◆ Records supplied

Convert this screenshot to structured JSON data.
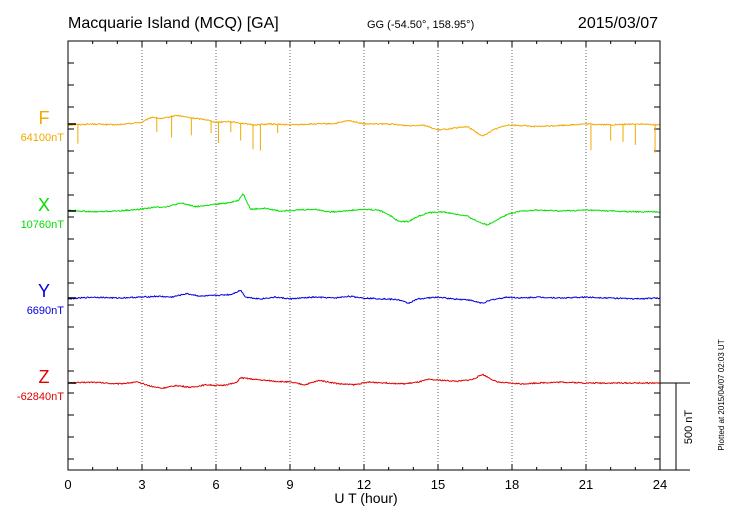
{
  "header": {
    "station": "Macquarie Island (MCQ)  [GA]",
    "coords": "GG (-54.50°, 158.95°)",
    "date": "2015/03/07"
  },
  "plotted_note": "Plotted at 2015/04/07 02:03 UT",
  "scale_bar_label": "500 nT",
  "chart_data": {
    "type": "line",
    "title": "Macquarie Island (MCQ)  [GA]",
    "xlabel": "U T (hour)",
    "ylabel": "",
    "xlim": [
      0,
      24
    ],
    "x_ticks": [
      0,
      3,
      6,
      9,
      12,
      15,
      18,
      21,
      24
    ],
    "grid": true,
    "scale_nT_per_division": 100,
    "series": [
      {
        "name": "F",
        "baseline_label": "64100nT",
        "color": "#f2a900",
        "baseline_nT": 0,
        "points": [
          [
            0,
            -5
          ],
          [
            1,
            0
          ],
          [
            2,
            -5
          ],
          [
            3,
            10
          ],
          [
            3.4,
            40
          ],
          [
            3.8,
            30
          ],
          [
            4.4,
            50
          ],
          [
            5,
            35
          ],
          [
            5.6,
            25
          ],
          [
            6,
            10
          ],
          [
            6.5,
            15
          ],
          [
            7,
            5
          ],
          [
            7.5,
            -5
          ],
          [
            8.2,
            0
          ],
          [
            9,
            -5
          ],
          [
            10,
            0
          ],
          [
            10.8,
            2
          ],
          [
            11.4,
            20
          ],
          [
            12,
            0
          ],
          [
            13,
            0
          ],
          [
            13.8,
            -10
          ],
          [
            14.4,
            -5
          ],
          [
            15,
            -35
          ],
          [
            15.6,
            -25
          ],
          [
            16.2,
            -15
          ],
          [
            16.8,
            -70
          ],
          [
            17.3,
            -30
          ],
          [
            17.8,
            -5
          ],
          [
            18.5,
            -10
          ],
          [
            19,
            -15
          ],
          [
            20,
            -8
          ],
          [
            21,
            0
          ],
          [
            22,
            -5
          ],
          [
            23,
            0
          ],
          [
            24,
            -5
          ]
        ],
        "spikes": [
          [
            0.4,
            -110
          ],
          [
            3.6,
            -80
          ],
          [
            4.2,
            -120
          ],
          [
            5.0,
            -100
          ],
          [
            5.8,
            -70
          ],
          [
            6.1,
            -120
          ],
          [
            6.6,
            -60
          ],
          [
            7.0,
            -100
          ],
          [
            7.5,
            -140
          ],
          [
            7.8,
            -150
          ],
          [
            8.5,
            -50
          ],
          [
            21.2,
            -150
          ],
          [
            22.0,
            -90
          ],
          [
            22.5,
            -100
          ],
          [
            23.0,
            -120
          ],
          [
            23.8,
            -160
          ]
        ]
      },
      {
        "name": "X",
        "baseline_label": "10760nT",
        "color": "#00e000",
        "baseline_nT": 0,
        "points": [
          [
            0,
            5
          ],
          [
            1,
            -5
          ],
          [
            2,
            0
          ],
          [
            2.8,
            8
          ],
          [
            3.4,
            20
          ],
          [
            4,
            25
          ],
          [
            4.6,
            45
          ],
          [
            5.2,
            25
          ],
          [
            5.8,
            35
          ],
          [
            6.4,
            45
          ],
          [
            6.9,
            60
          ],
          [
            7.1,
            100
          ],
          [
            7.4,
            10
          ],
          [
            8,
            15
          ],
          [
            8.6,
            0
          ],
          [
            9.2,
            5
          ],
          [
            10,
            10
          ],
          [
            10.6,
            -5
          ],
          [
            11.2,
            0
          ],
          [
            12,
            10
          ],
          [
            12.6,
            5
          ],
          [
            13,
            -20
          ],
          [
            13.4,
            -60
          ],
          [
            13.8,
            -60
          ],
          [
            14.2,
            -30
          ],
          [
            14.6,
            -10
          ],
          [
            15.2,
            -5
          ],
          [
            15.6,
            -15
          ],
          [
            16.2,
            -30
          ],
          [
            16.6,
            -60
          ],
          [
            17.0,
            -80
          ],
          [
            17.4,
            -50
          ],
          [
            17.8,
            -20
          ],
          [
            18.4,
            0
          ],
          [
            19,
            5
          ],
          [
            20,
            0
          ],
          [
            21,
            5
          ],
          [
            22,
            0
          ],
          [
            23,
            -5
          ],
          [
            24,
            -5
          ]
        ]
      },
      {
        "name": "Y",
        "baseline_label": "6690nT",
        "color": "#0000e0",
        "baseline_nT": 0,
        "points": [
          [
            0,
            -5
          ],
          [
            1,
            5
          ],
          [
            2,
            0
          ],
          [
            3,
            5
          ],
          [
            3.6,
            10
          ],
          [
            4.2,
            5
          ],
          [
            4.8,
            25
          ],
          [
            5.4,
            10
          ],
          [
            6,
            15
          ],
          [
            6.6,
            20
          ],
          [
            7.0,
            45
          ],
          [
            7.2,
            5
          ],
          [
            7.8,
            -5
          ],
          [
            8.4,
            5
          ],
          [
            9,
            -5
          ],
          [
            10,
            5
          ],
          [
            10.8,
            0
          ],
          [
            11.4,
            10
          ],
          [
            12,
            0
          ],
          [
            12.8,
            -5
          ],
          [
            13.4,
            -10
          ],
          [
            13.8,
            -30
          ],
          [
            14.2,
            -5
          ],
          [
            15,
            5
          ],
          [
            15.6,
            -5
          ],
          [
            16.2,
            -10
          ],
          [
            16.8,
            -30
          ],
          [
            17.2,
            -10
          ],
          [
            17.8,
            5
          ],
          [
            18.4,
            0
          ],
          [
            19,
            5
          ],
          [
            20,
            0
          ],
          [
            21,
            5
          ],
          [
            22,
            0
          ],
          [
            23,
            -5
          ],
          [
            24,
            0
          ]
        ]
      },
      {
        "name": "Z",
        "baseline_label": "-62840nT",
        "color": "#e00000",
        "baseline_nT": 0,
        "points": [
          [
            0,
            0
          ],
          [
            1,
            5
          ],
          [
            2,
            -5
          ],
          [
            2.8,
            5
          ],
          [
            3.4,
            -20
          ],
          [
            3.8,
            -30
          ],
          [
            4.4,
            -15
          ],
          [
            5,
            -25
          ],
          [
            5.6,
            -10
          ],
          [
            6.2,
            -15
          ],
          [
            6.8,
            0
          ],
          [
            7.0,
            30
          ],
          [
            7.6,
            20
          ],
          [
            8.4,
            10
          ],
          [
            9,
            5
          ],
          [
            9.6,
            -10
          ],
          [
            10.2,
            15
          ],
          [
            11,
            -5
          ],
          [
            11.6,
            -10
          ],
          [
            12.2,
            5
          ],
          [
            13,
            0
          ],
          [
            13.6,
            -5
          ],
          [
            14.2,
            5
          ],
          [
            14.6,
            20
          ],
          [
            15.2,
            15
          ],
          [
            15.8,
            10
          ],
          [
            16.4,
            20
          ],
          [
            16.8,
            50
          ],
          [
            17.4,
            5
          ],
          [
            17.8,
            0
          ],
          [
            18.4,
            -5
          ],
          [
            19,
            0
          ],
          [
            20,
            5
          ],
          [
            21,
            0
          ],
          [
            22,
            0
          ],
          [
            23,
            0
          ],
          [
            24,
            0
          ]
        ]
      }
    ]
  }
}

◆ Work to do
Check each line of the records above for the word "Macquarie", then give the number of lines that have it, with no other words.

◆ Answer to the exercise
2